TASK REQUIREMENTS ::
Would you output the whole listing below, exactly as it reads?

╭─ RECORDS FOR THIS TASK

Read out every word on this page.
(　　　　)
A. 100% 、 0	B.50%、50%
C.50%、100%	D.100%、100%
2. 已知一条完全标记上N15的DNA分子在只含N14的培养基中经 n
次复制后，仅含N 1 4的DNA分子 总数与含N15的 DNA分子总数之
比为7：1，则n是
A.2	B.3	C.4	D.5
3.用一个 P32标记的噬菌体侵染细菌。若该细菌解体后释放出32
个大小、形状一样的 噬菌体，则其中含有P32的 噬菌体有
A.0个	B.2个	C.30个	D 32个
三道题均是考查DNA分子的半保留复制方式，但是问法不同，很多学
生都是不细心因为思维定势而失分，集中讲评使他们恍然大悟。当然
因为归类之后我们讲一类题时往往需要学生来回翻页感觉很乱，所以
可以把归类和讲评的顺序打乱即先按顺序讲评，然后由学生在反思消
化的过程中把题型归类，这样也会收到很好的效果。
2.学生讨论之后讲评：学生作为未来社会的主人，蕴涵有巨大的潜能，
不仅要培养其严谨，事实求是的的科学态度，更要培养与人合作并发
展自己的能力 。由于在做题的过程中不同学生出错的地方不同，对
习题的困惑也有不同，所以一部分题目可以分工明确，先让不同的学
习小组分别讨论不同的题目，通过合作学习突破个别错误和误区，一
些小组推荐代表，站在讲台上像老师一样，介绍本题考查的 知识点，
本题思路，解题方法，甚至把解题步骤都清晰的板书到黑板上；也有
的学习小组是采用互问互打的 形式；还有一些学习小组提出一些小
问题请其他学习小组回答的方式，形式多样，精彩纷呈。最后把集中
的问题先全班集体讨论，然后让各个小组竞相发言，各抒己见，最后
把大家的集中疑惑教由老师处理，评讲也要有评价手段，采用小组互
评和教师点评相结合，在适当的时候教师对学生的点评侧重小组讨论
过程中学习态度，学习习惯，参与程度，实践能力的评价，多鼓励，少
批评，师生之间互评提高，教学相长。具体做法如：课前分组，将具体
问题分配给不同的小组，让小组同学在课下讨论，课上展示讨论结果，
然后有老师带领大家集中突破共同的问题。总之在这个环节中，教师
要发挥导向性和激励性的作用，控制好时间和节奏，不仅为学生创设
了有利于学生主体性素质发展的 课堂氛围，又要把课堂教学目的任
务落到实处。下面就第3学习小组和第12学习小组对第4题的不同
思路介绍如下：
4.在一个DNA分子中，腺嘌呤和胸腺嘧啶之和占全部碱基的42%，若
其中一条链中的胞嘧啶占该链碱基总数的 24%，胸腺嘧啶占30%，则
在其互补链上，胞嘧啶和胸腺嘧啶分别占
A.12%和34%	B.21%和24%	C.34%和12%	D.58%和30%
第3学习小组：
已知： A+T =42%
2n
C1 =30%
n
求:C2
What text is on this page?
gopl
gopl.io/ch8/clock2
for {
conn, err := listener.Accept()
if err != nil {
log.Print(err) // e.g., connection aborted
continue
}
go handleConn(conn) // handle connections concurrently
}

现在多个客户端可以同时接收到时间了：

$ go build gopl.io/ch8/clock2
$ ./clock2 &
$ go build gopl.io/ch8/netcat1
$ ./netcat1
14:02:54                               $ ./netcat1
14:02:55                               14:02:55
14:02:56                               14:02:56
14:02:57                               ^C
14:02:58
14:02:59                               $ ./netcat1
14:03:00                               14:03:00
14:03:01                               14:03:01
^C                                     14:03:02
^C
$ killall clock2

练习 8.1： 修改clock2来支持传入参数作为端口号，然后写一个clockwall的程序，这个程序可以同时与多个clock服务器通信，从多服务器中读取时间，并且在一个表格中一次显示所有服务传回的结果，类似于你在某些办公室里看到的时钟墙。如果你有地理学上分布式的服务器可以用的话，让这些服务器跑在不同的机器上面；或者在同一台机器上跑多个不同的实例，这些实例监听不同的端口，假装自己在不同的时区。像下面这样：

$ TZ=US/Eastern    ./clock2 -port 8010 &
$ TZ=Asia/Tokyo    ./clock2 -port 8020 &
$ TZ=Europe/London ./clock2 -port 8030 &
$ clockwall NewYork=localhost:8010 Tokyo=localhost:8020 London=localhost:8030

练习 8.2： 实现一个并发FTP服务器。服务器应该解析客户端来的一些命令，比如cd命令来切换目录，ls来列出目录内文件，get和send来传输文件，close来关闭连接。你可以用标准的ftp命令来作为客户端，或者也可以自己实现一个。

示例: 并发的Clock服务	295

╰─

TASK ANSWER ::
Read out every word on this page.
(　　　　)
A. 100% 、 0	B.50%、50%
C.50%、100%	D.100%、100%
2. 已知一条完全标记上N15的DNA分子在只含N14的培养基中经 n
次复制后，仅含N 1 4的DNA分子 总数与含N15的 DNA分子总数之
比为7：1，则n是
A.2	B.3	C.4	D.5
3.用一个 P32标记的噬菌体侵染细菌。若该细菌解体后释放出32
个大小、形状一样的 噬菌体，则其中含有P32的 噬菌体有
A.0个	B.2个	C.30个	D 32个
三道题均是考查DNA分子的半保留复制方式，但是问法不同，很多学
生都是不细心因为思维定势而失分，集中讲评使他们恍然大悟。当然
因为归类之后我们讲一类题时往往需要学生来回翻页感觉很乱，所以
可以把归类和讲评的顺序打乱即先按顺序讲评，然后由学生在反思消
化的过程中把题型归类，这样也会收到很好的效果。
2.学生讨论之后讲评：学生作为未来社会的主人，蕴涵有巨大的潜能，
不仅要培养其严谨，事实求是的的科学态度，更要培养与人合作并发
展自己的能力 。由于在做题的过程中不同学生出错的地方不同，对
习题的困惑也有不同，所以一部分题目可以分工明确，先让不同的学
习小组分别讨论不同的题目，通过合作学习突破个别错误和误区，一
些小组推荐代表，站在讲台上像老师一样，介绍本题考查的 知识点，
本题思路，解题方法，甚至把解题步骤都清晰的板书到黑板上；也有
的学习小组是采用互问互打的 形式；还有一些学习小组提出一些小
问题请其他学习小组回答的方式，形式多样，精彩纷呈。最后把集中
的问题先全班集体讨论，然后让各个小组竞相发言，各抒己见，最后
把大家的集中疑惑教由老师处理，评讲也要有评价手段，采用小组互
评和教师点评相结合，在适当的时候教师对学生的点评侧重小组讨论
过程中学习态度，学习习惯，参与程度，实践能力的评价，多鼓励，少
批评，师生之间互评提高，教学相长。具体做法如：课前分组，将具体
问题分配给不同的小组，让小组同学在课下讨论，课上展示讨论结果，
然后有老师带领大家集中突破共同的问题。总之在这个环节中，教师
要发挥导向性和激励性的作用，控制好时间和节奏，不仅为学生创设
了有利于学生主体性素质发展的 课堂氛围，又要把课堂教学目的任
务落到实处。下面就第3学习小组和第12学习小组对第4题的不同
思路介绍如下：
4.在一个DNA分子中，腺嘌呤和胸腺嘧啶之和占全部碱基的42%，若
其中一条链中的胞嘧啶占该链碱基总数的 24%，胸腺嘧啶占30%，则
在其互补链上，胞嘧啶和胸腺嘧啶分别占
A.12%和34%	B.21%和24%	C.34%和12%	D.58%和30%
第3学习小组：
已知： A+T =42%
2n
C1 =30%
n
求:C2
What text is on this page?
gopl
gopl.io/ch8/clock2
for {
conn, err := listener.Accept()
if err != nil {
log.Print(err) // e.g., connection aborted
continue
}
go handleConn(conn) // handle connections concurrently
}

现在多个客户端可以同时接收到时间了：

$ go build gopl.io/ch8/clock2
$ ./clock2 &
$ go build gopl.io/ch8/netcat1
$ ./netcat1
14:02:54                               $ ./netcat1
14:02:55                               14:02:55
14:02:56                               14:02:56
14:02:57                               ^C
14:02:58
14:02:59                               $ ./netcat1
14:03:00                               14:03:00
14:03:01                               14:03:01
^C                                     14:03:02
^C
$ killall clock2

练习 8.1： 修改clock2来支持传入参数作为端口号，然后写一个clockwall的程序，这个程序可以同时与多个clock服务器通信，从多服务器中读取时间，并且在一个表格中一次显示所有服务传回的结果，类似于你在某些办公室里看到的时钟墙。如果你有地理学上分布式的服务器可以用的话，让这些服务器跑在不同的机器上面；或者在同一台机器上跑多个不同的实例，这些实例监听不同的端口，假装自己在不同的时区。像下面这样：

$ TZ=US/Eastern    ./clock2 -port 8010 &
$ TZ=Asia/Tokyo    ./clock2 -port 8020 &
$ TZ=Europe/London ./clock2 -port 8030 &
$ clockwall NewYork=localhost:8010 Tokyo=localhost:8020 London=localhost:8030

练习 8.2： 实现一个并发FTP服务器。服务器应该解析客户端来的一些命令，比如cd命令来切换目录，ls来列出目录内文件，get和send来传输文件，close来关闭连接。你可以用标准的ftp命令来作为客户端，或者也可以自己实现一个。

示例: 并发的Clock服务	295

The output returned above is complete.